• _Data for the task_:
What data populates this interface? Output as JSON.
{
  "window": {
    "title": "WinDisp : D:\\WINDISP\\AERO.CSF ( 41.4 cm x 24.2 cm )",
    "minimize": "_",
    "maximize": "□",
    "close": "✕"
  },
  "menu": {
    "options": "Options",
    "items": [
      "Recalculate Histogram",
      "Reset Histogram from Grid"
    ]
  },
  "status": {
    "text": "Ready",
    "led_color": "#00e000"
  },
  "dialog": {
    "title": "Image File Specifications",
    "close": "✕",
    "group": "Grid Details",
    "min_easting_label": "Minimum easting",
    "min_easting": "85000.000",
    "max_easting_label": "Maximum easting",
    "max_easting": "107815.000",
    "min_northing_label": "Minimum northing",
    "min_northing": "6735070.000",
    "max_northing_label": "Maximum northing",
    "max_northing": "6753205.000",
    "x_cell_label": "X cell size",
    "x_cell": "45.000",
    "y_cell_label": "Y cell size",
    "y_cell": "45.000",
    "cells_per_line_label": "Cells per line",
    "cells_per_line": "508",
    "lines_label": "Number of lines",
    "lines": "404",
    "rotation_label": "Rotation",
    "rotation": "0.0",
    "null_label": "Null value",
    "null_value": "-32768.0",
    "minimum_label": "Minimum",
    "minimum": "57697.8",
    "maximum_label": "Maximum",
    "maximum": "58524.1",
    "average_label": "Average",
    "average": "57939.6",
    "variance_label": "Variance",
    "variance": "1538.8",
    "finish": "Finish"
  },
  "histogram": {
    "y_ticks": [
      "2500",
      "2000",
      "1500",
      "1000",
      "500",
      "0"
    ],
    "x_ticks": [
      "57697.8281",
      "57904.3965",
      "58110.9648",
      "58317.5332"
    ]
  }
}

• _What you have to do_: Reproduce each line of the material above precisely.

• _Result of this exercise_:
What data populates this interface? Output as JSON.
{
  "window": {
    "title": "WinDisp : D:\\WINDISP\\AERO.CSF ( 41.4 cm x 24.2 cm )",
    "minimize": "_",
    "maximize": "□",
    "close": "✕"
  },
  "menu": {
    "options": "Options",
    "items": [
      "Recalculate Histogram",
      "Reset Histogram from Grid"
    ]
  },
  "status": {
    "text": "Ready",
    "led_color": "#00e000"
  },
  "dialog": {
    "title": "Image File Specifications",
    "close": "✕",
    "group": "Grid Details",
    "min_easting_label": "Minimum easting",
    "min_easting": "85000.000",
    "max_easting_label": "Maximum easting",
    "max_easting": "107815.000",
    "min_northing_label": "Minimum northing",
    "min_northing": "6735070.000",
    "max_northing_label": "Maximum northing",
    "max_northing": "6753205.000",
    "x_cell_label": "X cell size",
    "x_cell": "45.000",
    "y_cell_label": "Y cell size",
    "y_cell": "45.000",
    "cells_per_line_label": "Cells per line",
    "cells_per_line": "508",
    "lines_label": "Number of lines",
    "lines": "404",
    "rotation_label": "Rotation",
    "rotation": "0.0",
    "null_label": "Null value",
    "null_value": "-32768.0",
    "minimum_label": "Minimum",
    "minimum": "57697.8",
    "maximum_label": "Maximum",
    "maximum": "58524.1",
    "average_label": "Average",
    "average": "57939.6",
    "variance_label": "Variance",
    "variance": "1538.8",
    "finish": "Finish"
  },
  "histogram": {
    "y_ticks": [
      "2500",
      "2000",
      "1500",
      "1000",
      "500",
      "0"
    ],
    "x_ticks": [
      "57697.8281",
      "57904.3965",
      "58110.9648",
      "58317.5332"
    ]
  }
}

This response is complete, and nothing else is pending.